Start of Records for the task
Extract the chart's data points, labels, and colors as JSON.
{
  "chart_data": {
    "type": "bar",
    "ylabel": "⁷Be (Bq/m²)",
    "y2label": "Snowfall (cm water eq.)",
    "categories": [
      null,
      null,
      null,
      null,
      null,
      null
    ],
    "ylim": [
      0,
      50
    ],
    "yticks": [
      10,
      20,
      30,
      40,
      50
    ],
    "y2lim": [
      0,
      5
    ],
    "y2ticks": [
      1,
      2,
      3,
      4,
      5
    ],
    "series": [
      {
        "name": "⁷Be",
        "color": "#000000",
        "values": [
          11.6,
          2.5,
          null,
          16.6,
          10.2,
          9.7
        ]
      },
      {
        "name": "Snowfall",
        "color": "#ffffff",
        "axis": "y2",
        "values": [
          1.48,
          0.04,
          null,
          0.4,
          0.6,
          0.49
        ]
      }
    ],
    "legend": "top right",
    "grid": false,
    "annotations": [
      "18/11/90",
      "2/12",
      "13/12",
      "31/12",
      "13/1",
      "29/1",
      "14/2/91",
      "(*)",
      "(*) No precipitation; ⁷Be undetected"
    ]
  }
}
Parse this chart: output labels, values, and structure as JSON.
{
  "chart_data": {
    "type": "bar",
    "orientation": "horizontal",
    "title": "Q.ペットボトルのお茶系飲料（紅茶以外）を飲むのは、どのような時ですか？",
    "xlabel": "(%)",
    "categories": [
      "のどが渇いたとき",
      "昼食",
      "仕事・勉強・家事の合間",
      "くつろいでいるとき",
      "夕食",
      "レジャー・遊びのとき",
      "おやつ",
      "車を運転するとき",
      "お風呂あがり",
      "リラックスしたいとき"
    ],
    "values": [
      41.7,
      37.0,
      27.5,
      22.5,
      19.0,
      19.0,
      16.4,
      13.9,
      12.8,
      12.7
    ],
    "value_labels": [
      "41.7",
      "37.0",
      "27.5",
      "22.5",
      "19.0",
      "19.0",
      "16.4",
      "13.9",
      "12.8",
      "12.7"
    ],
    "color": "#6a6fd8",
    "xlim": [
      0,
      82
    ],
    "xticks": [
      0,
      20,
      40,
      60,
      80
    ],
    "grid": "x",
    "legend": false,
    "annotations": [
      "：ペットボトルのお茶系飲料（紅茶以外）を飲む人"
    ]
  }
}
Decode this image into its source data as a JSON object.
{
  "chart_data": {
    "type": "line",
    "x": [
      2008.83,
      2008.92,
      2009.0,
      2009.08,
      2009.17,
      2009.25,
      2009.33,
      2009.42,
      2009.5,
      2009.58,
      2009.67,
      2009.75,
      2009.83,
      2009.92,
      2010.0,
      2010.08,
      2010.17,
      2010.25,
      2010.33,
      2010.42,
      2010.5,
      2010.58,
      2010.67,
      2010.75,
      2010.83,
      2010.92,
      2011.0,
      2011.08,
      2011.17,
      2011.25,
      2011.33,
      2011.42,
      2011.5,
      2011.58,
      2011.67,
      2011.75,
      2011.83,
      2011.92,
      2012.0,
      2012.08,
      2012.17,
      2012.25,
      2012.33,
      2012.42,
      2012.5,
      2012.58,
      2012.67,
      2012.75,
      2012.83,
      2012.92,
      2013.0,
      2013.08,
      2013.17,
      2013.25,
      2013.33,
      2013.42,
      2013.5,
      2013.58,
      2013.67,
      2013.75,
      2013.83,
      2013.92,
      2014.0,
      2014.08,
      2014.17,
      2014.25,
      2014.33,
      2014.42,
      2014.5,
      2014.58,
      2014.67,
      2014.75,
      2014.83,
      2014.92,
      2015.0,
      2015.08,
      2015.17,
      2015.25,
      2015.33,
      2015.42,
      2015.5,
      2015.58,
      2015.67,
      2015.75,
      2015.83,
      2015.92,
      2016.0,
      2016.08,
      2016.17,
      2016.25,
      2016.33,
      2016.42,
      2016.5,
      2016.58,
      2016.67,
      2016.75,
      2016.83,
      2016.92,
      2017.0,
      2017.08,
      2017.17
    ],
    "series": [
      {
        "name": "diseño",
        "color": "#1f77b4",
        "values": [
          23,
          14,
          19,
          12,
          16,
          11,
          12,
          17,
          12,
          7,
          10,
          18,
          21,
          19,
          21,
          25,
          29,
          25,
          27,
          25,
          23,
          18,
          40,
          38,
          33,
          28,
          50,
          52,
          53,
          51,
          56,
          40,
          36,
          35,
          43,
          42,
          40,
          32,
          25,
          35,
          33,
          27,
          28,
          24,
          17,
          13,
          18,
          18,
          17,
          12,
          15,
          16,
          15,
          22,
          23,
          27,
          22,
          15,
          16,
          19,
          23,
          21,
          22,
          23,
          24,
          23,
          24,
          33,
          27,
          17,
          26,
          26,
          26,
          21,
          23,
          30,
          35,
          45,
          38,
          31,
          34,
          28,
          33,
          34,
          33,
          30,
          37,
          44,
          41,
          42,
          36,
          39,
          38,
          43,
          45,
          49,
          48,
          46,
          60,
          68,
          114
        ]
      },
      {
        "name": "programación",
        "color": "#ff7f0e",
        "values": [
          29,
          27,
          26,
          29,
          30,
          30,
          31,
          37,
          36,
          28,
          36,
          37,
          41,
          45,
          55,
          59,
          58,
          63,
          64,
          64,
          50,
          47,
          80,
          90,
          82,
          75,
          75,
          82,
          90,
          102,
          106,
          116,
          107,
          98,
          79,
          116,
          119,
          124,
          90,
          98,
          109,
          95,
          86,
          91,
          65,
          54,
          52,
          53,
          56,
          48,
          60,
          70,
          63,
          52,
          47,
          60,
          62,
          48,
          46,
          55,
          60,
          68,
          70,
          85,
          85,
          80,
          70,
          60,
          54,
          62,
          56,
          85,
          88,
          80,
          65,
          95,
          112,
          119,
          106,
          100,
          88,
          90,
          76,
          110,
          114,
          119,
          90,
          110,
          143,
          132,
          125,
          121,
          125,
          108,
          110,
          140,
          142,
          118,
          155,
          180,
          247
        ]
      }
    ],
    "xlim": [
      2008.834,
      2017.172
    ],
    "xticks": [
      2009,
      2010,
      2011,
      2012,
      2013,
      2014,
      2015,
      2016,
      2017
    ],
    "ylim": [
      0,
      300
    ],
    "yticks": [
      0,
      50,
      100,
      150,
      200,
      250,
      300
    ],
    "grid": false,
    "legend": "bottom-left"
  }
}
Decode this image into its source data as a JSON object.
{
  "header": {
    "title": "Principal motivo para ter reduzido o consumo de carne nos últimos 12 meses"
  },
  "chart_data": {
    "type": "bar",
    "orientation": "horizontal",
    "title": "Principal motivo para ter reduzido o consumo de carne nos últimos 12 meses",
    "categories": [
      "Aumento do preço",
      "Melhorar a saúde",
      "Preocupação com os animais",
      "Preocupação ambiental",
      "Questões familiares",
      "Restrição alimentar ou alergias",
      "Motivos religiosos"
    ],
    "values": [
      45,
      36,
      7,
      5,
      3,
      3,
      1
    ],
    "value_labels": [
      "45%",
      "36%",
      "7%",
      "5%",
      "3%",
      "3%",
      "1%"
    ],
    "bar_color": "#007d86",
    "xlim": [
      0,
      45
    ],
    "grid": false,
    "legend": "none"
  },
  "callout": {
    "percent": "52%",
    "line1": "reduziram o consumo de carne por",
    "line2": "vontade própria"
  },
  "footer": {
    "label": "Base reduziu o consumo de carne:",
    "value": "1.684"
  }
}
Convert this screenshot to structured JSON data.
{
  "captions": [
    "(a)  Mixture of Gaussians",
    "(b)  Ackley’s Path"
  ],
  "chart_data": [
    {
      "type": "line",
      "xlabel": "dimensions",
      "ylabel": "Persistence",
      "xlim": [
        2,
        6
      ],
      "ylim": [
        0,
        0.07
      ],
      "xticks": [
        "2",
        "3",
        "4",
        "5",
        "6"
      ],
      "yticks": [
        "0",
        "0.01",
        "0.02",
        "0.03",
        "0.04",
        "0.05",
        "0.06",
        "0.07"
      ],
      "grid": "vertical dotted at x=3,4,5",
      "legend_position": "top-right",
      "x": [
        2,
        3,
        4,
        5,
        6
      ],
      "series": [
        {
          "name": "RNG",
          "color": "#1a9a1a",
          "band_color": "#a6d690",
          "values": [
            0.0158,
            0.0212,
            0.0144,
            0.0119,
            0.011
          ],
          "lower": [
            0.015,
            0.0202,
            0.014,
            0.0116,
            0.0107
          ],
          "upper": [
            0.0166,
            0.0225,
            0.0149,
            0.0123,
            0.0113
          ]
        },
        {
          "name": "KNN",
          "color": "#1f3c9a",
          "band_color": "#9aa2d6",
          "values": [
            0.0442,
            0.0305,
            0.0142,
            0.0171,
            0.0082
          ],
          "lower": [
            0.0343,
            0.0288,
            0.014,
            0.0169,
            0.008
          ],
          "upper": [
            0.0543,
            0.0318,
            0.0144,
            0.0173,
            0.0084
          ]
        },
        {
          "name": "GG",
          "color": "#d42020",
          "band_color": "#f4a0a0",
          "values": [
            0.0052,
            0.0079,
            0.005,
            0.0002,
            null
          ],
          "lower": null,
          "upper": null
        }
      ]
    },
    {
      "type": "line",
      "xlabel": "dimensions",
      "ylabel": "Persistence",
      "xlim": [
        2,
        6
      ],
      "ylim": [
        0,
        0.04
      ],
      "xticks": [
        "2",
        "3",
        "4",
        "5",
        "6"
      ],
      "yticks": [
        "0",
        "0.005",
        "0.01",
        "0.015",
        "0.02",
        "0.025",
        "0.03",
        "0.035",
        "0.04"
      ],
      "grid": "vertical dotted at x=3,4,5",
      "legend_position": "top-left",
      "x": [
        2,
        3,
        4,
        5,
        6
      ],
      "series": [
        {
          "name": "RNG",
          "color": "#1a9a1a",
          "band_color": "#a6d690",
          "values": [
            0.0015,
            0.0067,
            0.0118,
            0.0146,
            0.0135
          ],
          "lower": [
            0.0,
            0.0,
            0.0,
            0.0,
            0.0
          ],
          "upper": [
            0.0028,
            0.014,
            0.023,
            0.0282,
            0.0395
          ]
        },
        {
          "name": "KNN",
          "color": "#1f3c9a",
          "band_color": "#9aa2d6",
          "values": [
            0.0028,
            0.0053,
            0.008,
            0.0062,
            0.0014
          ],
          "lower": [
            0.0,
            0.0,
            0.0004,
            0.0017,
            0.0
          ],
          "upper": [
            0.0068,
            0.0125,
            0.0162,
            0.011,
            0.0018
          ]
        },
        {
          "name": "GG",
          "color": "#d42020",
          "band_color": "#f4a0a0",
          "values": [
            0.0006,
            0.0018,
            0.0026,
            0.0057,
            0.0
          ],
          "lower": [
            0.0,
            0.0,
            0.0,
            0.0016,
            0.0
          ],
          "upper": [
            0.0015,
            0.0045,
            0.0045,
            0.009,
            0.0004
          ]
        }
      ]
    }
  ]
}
End of Records for the task
→ What the task requires
Tally up the lines holding the string "right" in this listing, and report the total alone.

→ Solution to this problem
2